+++ Data section
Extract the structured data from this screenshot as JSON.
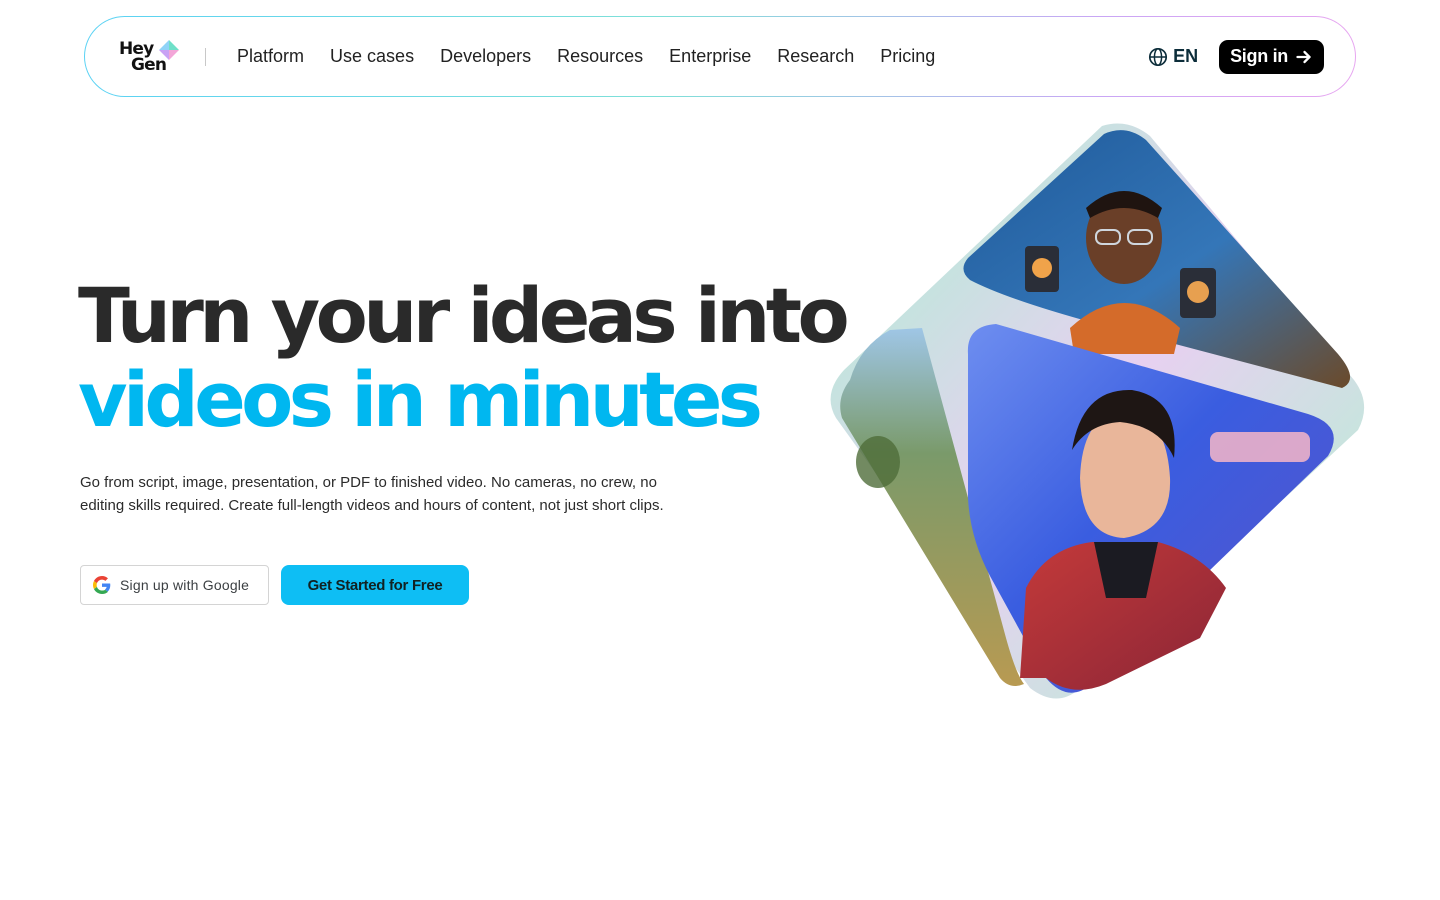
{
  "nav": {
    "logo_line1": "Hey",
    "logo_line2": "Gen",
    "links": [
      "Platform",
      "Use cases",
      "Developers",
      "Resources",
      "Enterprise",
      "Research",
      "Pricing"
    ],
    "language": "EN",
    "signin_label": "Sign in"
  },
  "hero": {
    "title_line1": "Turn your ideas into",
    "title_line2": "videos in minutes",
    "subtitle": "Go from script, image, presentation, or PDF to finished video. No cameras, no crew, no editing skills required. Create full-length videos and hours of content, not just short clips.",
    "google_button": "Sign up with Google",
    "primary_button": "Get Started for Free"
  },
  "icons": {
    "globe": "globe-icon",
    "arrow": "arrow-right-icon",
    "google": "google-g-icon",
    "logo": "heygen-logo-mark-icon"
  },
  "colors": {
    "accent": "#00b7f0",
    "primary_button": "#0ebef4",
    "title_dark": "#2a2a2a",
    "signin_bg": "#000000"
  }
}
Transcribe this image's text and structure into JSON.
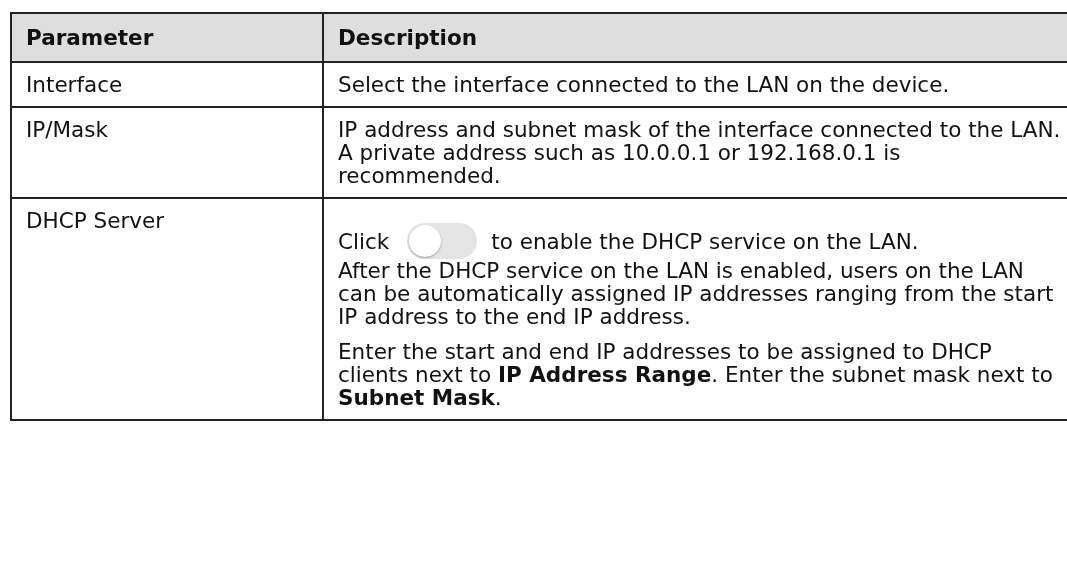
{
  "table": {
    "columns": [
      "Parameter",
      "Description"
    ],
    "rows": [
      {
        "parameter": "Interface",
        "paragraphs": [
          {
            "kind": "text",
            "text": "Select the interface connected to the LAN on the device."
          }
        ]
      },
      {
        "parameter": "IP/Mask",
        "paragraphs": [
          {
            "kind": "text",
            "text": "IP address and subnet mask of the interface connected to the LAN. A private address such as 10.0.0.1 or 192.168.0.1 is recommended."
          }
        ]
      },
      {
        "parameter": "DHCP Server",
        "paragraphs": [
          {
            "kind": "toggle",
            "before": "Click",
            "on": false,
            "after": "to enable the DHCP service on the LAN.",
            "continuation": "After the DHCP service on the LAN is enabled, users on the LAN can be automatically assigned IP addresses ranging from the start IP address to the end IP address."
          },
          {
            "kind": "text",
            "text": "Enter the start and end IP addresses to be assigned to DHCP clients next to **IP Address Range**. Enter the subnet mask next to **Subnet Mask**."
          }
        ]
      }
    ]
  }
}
++++++
+++ Data section
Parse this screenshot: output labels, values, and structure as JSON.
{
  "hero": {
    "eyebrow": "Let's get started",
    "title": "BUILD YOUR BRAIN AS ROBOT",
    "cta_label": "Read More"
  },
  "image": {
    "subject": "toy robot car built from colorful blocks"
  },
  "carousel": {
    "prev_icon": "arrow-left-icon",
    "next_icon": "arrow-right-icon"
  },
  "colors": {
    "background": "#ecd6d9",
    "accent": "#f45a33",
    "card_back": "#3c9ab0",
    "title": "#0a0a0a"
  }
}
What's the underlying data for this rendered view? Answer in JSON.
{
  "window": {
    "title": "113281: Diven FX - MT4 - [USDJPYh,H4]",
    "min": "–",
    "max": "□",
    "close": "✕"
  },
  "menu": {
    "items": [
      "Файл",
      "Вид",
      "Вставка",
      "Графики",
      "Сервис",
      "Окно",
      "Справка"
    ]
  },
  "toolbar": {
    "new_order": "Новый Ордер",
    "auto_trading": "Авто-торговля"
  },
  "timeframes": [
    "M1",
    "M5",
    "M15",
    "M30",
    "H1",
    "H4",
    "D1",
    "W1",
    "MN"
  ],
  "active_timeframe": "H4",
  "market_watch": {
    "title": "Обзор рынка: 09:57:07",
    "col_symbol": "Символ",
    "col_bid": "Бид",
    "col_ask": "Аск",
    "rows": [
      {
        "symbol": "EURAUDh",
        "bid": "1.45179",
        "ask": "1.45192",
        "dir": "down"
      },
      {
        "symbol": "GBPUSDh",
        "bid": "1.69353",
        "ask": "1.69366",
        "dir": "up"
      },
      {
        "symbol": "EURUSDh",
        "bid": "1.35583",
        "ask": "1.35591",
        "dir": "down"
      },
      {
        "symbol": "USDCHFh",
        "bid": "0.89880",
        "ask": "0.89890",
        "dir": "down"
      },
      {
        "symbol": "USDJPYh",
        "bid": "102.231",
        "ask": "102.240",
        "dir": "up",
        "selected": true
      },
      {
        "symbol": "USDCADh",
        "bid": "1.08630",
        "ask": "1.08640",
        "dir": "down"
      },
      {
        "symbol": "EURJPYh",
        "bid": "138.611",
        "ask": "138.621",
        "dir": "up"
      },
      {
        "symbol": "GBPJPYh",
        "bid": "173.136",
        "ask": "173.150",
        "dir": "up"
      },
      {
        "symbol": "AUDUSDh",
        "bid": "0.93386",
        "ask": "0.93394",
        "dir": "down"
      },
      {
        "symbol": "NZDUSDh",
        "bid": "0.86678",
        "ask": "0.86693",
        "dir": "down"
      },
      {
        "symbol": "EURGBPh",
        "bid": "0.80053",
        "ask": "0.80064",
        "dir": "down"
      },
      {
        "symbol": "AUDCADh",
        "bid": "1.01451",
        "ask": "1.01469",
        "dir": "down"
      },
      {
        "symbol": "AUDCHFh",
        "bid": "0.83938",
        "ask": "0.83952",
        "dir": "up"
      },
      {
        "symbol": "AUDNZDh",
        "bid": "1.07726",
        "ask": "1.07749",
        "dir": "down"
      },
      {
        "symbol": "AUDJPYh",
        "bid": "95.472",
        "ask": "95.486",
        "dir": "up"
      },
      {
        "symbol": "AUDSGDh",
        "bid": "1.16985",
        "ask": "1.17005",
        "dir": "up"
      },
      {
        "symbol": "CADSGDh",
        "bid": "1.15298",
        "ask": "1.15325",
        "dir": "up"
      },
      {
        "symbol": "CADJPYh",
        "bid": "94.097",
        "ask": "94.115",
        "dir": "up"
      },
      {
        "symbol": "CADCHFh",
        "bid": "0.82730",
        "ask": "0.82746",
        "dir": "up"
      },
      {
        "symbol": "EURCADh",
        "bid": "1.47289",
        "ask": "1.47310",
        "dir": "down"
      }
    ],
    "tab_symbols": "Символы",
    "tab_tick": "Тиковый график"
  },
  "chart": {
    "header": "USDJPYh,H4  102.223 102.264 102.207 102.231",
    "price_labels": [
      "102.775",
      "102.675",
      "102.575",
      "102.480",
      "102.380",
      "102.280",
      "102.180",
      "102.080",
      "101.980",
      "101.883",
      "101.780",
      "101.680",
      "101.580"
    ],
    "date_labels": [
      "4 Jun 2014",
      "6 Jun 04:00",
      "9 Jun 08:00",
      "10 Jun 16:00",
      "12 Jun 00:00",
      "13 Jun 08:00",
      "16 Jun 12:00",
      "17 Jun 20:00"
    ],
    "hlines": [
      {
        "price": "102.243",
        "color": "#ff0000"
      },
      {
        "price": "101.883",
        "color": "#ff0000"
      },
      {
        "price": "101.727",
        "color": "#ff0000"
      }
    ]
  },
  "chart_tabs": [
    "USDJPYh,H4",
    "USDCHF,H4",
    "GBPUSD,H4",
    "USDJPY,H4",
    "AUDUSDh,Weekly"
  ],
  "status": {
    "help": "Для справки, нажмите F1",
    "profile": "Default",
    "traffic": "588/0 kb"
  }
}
++++++
+++ Data section
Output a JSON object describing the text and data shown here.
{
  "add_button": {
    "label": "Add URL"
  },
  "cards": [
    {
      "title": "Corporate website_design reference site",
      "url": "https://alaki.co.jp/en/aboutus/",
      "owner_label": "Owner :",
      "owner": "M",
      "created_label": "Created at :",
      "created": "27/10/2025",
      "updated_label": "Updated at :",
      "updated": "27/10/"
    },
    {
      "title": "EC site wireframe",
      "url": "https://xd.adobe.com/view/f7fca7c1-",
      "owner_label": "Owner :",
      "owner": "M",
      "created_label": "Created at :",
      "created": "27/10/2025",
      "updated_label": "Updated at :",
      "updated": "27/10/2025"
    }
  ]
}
++++++
Task prompt:
Extract, from the material above, each line holding the word "USDJPYh".

Solution below:
    "title": "113281: Diven FX - MT4 - [USDJPYh,H4]",
        "symbol": "USDJPYh",
    "header": "USDJPYh,H4  102.223 102.264 102.207 102.231",
    "USDJPYh,H4",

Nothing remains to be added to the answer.